> [Written task]
Every entry below should be transcribed exactly; pictures stay out of the copy.

> [Data]
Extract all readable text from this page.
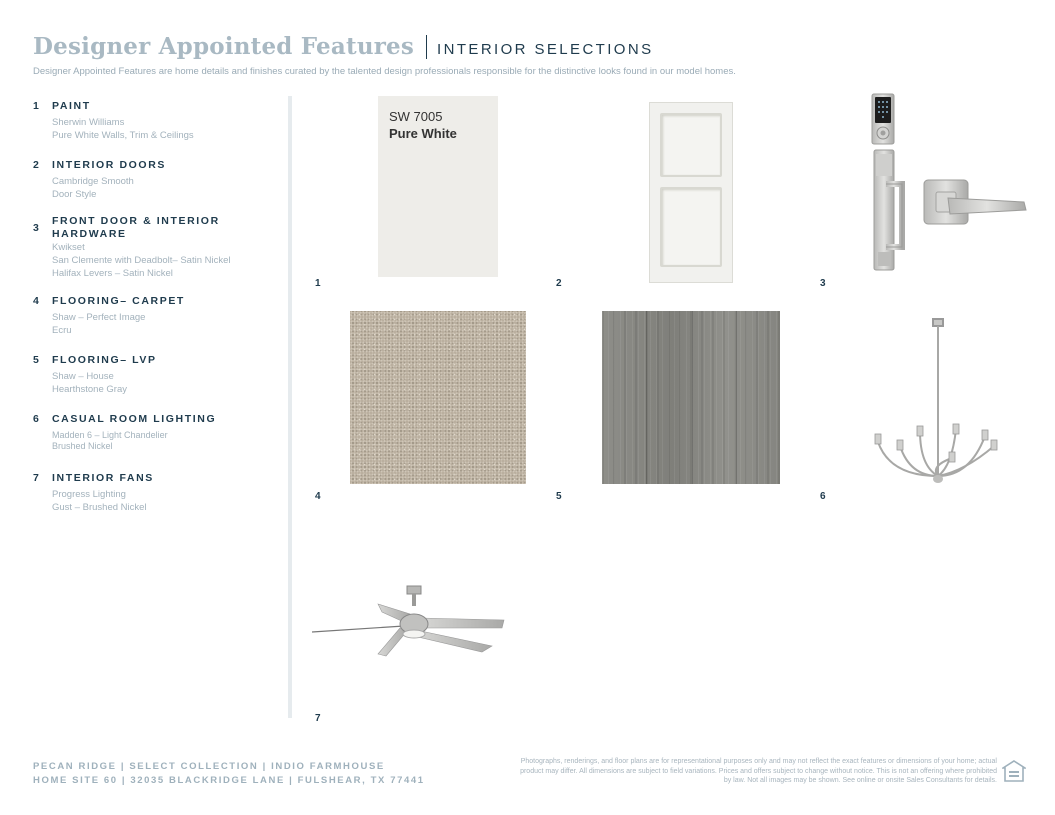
Designer Appointed Features INTERIOR SELECTIONS
Designer Appointed Features are home details and finishes curated by the talented design professionals responsible for the distinctive looks found in our model homes.
1	PAINT
Sherwin Williams
Pure White Walls, Trim & Ceilings
2	INTERIOR DOORS
Cambridge Smooth
Door Style
3
FRONT DOOR & INTERIOR HARDWARE
Kwikset
San Clemente with Deadbolt– Satin Nickel
Halifax Levers – Satin Nickel
4	FLOORING– CARPET
Shaw – Perfect Image
Ecru
5	FLOORING– LVP
Shaw – House
Hearthstone Gray
6	CASUAL ROOM LIGHTING
Madden 6 – Light Chandelier
Brushed Nickel
7	INTERIOR FANS
Progress Lighting
Gust – Brushed Nickel
SW 7005
Pure White
1	2	3
4	5	6
7
PECAN RIDGE | SELECT COLLECTION | INDIO FARMHOUSE
HOME SITE 60 | 32035 BLACKRIDGE LANE | FULSHEAR, TX 77441
Photographs, renderings, and floor plans are for representational purposes only and may not reflect the exact features or dimensions of your home; actual product may differ. All dimensions are subject to field variations. Prices and offers subject to change without notice. This is not an offering where prohibited by law. Not all images may be shown. See online or onsite Sales Consultants for details.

> [Written answer]
Extract all readable text from this page.
Designer Appointed Features INTERIOR SELECTIONS
Designer Appointed Features are home details and finishes curated by the talented design professionals responsible for the distinctive looks found in our model homes.
1	PAINT
Sherwin Williams
Pure White Walls, Trim & Ceilings
2	INTERIOR DOORS
Cambridge Smooth
Door Style
3
FRONT DOOR & INTERIOR HARDWARE
Kwikset
San Clemente with Deadbolt– Satin Nickel
Halifax Levers – Satin Nickel
4	FLOORING– CARPET
Shaw – Perfect Image
Ecru
5	FLOORING– LVP
Shaw – House
Hearthstone Gray
6	CASUAL ROOM LIGHTING
Madden 6 – Light Chandelier
Brushed Nickel
7	INTERIOR FANS
Progress Lighting
Gust – Brushed Nickel
SW 7005
Pure White
1	2	3
4	5	6
7
PECAN RIDGE | SELECT COLLECTION | INDIO FARMHOUSE
HOME SITE 60 | 32035 BLACKRIDGE LANE | FULSHEAR, TX 77441
Photographs, renderings, and floor plans are for representational purposes only and may not reflect the exact features or dimensions of your home; actual product may differ. All dimensions are subject to field variations. Prices and offers subject to change without notice. This is not an offering where prohibited by law. Not all images may be shown. See online or onsite Sales Consultants for details.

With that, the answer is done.